[Collection entries]
::::::::

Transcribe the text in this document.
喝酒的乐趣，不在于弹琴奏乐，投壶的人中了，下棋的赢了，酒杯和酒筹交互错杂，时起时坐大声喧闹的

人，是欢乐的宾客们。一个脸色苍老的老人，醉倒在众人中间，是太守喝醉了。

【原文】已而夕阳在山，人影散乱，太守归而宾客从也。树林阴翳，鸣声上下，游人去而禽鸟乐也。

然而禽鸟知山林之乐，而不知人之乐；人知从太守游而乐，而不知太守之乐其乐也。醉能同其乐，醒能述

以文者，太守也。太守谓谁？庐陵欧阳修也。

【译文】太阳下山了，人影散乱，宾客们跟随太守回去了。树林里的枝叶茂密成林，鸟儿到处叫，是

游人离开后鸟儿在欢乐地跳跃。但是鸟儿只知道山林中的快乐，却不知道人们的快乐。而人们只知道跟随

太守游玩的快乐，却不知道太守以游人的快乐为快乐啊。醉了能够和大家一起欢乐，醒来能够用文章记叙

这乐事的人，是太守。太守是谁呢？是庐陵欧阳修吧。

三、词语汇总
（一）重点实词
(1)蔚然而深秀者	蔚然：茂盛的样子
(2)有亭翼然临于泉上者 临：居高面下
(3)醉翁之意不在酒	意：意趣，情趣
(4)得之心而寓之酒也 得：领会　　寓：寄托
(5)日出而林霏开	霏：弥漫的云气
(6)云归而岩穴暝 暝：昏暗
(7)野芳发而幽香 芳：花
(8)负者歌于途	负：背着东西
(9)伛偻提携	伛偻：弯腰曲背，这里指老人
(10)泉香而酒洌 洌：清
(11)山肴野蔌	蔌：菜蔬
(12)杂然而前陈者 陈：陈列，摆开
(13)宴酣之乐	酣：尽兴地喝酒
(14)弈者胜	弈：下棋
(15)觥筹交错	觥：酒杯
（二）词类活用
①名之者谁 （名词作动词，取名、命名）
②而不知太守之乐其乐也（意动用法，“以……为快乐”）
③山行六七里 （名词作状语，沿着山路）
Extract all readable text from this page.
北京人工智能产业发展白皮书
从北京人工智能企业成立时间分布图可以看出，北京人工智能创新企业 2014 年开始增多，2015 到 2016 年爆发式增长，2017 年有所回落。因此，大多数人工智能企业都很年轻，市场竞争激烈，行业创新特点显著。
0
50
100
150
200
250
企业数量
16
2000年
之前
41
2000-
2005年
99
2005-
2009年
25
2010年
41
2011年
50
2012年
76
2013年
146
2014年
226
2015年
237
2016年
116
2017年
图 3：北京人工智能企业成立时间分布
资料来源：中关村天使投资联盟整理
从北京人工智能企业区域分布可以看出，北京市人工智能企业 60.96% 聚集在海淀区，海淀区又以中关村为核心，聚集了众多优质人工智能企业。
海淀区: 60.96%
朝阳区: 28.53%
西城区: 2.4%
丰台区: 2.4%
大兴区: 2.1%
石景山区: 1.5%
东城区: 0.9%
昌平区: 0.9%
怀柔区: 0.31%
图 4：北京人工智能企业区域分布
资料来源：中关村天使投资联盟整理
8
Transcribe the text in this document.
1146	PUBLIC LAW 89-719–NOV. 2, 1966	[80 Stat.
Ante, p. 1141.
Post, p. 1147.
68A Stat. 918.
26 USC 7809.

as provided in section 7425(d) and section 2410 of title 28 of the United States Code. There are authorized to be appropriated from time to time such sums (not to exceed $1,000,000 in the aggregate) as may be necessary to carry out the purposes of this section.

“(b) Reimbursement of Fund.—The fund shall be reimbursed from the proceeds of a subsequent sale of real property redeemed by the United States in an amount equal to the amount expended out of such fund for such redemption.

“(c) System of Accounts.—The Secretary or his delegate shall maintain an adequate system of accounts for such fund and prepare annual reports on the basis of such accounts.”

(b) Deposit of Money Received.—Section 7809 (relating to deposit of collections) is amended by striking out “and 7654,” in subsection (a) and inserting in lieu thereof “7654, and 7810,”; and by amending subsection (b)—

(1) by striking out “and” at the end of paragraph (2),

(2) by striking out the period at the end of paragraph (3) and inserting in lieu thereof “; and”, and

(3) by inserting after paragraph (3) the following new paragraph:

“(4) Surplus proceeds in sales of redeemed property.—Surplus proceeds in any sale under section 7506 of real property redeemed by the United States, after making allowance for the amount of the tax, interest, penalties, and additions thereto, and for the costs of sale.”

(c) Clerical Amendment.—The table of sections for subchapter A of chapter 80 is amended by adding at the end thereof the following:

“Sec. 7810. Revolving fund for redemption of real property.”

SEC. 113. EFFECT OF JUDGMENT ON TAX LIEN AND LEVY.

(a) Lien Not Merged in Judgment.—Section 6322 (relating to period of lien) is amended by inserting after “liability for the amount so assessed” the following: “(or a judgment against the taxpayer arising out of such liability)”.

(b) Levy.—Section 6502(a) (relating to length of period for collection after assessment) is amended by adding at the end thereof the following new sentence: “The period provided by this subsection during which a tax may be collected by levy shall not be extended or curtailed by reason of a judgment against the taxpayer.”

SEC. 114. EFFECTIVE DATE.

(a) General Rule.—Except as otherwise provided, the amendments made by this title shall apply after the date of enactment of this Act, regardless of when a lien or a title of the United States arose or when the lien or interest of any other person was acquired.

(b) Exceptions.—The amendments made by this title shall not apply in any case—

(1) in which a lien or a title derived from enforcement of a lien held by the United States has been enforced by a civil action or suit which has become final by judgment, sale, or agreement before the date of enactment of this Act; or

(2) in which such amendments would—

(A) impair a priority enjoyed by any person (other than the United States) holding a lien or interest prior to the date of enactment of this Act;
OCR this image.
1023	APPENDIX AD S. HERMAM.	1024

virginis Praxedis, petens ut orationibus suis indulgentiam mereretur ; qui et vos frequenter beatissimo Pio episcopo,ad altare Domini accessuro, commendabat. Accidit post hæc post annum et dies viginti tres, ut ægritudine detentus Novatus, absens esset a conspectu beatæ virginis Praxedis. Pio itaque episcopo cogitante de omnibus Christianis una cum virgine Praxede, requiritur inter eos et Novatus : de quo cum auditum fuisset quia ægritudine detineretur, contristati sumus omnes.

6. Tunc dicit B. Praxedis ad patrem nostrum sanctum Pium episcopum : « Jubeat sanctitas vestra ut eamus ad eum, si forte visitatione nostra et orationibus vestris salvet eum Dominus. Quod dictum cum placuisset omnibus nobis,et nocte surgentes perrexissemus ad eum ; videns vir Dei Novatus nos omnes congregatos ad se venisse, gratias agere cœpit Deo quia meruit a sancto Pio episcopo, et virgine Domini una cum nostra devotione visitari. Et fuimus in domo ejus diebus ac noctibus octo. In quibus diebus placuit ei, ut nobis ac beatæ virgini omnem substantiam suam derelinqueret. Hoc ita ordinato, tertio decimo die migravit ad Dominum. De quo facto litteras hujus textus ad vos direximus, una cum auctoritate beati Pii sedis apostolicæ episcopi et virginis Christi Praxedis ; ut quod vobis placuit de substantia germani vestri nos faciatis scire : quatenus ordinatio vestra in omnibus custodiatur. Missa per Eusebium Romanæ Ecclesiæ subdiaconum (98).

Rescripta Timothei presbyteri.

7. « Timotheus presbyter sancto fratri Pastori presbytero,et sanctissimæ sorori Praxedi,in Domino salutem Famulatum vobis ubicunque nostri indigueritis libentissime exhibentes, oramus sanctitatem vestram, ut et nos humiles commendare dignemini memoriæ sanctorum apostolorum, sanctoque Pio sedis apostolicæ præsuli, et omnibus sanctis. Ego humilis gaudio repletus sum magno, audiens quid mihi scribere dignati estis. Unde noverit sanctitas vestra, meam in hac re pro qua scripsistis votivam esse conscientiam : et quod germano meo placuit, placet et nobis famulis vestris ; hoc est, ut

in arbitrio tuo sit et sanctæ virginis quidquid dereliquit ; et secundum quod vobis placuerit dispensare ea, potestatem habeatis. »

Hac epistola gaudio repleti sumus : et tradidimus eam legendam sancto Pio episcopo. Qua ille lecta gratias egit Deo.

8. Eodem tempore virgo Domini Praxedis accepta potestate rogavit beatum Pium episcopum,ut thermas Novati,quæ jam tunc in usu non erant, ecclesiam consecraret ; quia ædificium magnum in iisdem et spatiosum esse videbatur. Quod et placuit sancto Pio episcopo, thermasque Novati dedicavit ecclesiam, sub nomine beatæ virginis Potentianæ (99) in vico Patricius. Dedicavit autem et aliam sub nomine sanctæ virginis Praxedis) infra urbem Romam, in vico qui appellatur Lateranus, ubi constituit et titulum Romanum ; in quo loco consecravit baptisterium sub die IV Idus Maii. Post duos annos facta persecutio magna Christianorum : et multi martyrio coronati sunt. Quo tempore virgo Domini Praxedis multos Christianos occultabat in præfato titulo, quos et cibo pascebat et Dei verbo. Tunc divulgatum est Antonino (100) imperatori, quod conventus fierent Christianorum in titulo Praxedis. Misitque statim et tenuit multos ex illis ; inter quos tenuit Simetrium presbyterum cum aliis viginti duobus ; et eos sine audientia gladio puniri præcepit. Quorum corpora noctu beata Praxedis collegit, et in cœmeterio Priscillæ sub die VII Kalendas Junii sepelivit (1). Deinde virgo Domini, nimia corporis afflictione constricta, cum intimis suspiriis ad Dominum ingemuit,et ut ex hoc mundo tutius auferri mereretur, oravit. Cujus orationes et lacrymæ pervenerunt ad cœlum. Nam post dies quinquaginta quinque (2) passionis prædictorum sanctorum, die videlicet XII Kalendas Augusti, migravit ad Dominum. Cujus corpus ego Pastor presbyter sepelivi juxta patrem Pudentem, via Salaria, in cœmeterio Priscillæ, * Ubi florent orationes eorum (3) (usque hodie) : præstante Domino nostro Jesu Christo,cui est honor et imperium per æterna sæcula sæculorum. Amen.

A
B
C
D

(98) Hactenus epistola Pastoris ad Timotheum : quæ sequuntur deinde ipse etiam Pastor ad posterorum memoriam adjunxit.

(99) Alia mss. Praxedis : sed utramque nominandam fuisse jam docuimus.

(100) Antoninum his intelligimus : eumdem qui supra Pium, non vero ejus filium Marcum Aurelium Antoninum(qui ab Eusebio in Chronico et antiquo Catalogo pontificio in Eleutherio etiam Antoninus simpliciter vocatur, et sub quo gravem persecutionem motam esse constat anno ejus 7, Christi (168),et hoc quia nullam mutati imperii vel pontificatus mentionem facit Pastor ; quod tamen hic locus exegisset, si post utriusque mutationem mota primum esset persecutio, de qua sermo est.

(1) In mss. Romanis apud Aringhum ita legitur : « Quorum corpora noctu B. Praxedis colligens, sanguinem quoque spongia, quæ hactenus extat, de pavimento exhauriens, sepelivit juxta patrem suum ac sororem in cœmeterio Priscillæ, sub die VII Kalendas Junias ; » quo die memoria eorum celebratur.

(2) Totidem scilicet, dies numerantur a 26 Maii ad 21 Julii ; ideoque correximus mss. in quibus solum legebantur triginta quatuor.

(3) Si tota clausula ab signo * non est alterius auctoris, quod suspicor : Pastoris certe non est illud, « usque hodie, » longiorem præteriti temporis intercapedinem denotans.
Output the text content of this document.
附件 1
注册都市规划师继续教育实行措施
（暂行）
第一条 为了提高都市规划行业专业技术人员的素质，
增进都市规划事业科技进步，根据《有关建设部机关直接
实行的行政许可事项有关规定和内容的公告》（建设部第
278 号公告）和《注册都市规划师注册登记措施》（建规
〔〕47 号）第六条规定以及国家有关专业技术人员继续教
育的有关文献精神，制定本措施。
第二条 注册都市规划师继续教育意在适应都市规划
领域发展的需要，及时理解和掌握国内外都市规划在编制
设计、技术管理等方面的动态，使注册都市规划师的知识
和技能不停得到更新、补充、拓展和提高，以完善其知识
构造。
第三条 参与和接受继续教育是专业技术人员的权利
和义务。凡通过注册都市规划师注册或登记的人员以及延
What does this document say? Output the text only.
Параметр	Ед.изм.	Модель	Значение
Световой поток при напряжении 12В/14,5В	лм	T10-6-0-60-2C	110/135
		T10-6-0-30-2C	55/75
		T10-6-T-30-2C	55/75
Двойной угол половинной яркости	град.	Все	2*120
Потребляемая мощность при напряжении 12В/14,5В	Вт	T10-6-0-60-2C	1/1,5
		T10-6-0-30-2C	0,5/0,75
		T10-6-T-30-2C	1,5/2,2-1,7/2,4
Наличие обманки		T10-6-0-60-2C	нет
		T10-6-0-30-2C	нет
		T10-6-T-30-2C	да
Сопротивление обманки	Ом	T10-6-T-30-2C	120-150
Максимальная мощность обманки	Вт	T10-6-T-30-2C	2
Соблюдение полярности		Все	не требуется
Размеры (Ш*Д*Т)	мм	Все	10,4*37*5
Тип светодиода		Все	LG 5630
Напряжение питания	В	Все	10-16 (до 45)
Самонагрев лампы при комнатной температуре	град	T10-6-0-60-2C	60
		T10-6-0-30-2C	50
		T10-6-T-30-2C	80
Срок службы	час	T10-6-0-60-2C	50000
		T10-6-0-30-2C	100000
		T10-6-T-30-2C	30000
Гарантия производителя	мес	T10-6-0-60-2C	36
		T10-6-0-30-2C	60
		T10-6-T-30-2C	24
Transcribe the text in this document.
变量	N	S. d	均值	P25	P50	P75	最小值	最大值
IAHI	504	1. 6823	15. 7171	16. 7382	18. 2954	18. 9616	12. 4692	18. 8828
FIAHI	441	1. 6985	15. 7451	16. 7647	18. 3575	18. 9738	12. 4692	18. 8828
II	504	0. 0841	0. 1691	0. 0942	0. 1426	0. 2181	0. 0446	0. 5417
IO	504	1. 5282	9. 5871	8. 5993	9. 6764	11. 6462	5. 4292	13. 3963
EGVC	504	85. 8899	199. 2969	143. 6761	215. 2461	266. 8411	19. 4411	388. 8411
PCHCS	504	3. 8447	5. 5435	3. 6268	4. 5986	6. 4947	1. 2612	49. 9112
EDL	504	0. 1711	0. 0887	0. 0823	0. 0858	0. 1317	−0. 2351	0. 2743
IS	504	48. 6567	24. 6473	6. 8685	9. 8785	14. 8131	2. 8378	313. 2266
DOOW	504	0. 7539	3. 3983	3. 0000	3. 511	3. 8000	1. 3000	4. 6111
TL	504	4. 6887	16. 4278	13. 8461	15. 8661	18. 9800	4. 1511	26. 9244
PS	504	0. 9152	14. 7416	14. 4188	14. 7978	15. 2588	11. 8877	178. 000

::::::::

Find the word "Output" in the records and pull out each line that has it.

Output the text content of this document.
What does this document say? Output the text only.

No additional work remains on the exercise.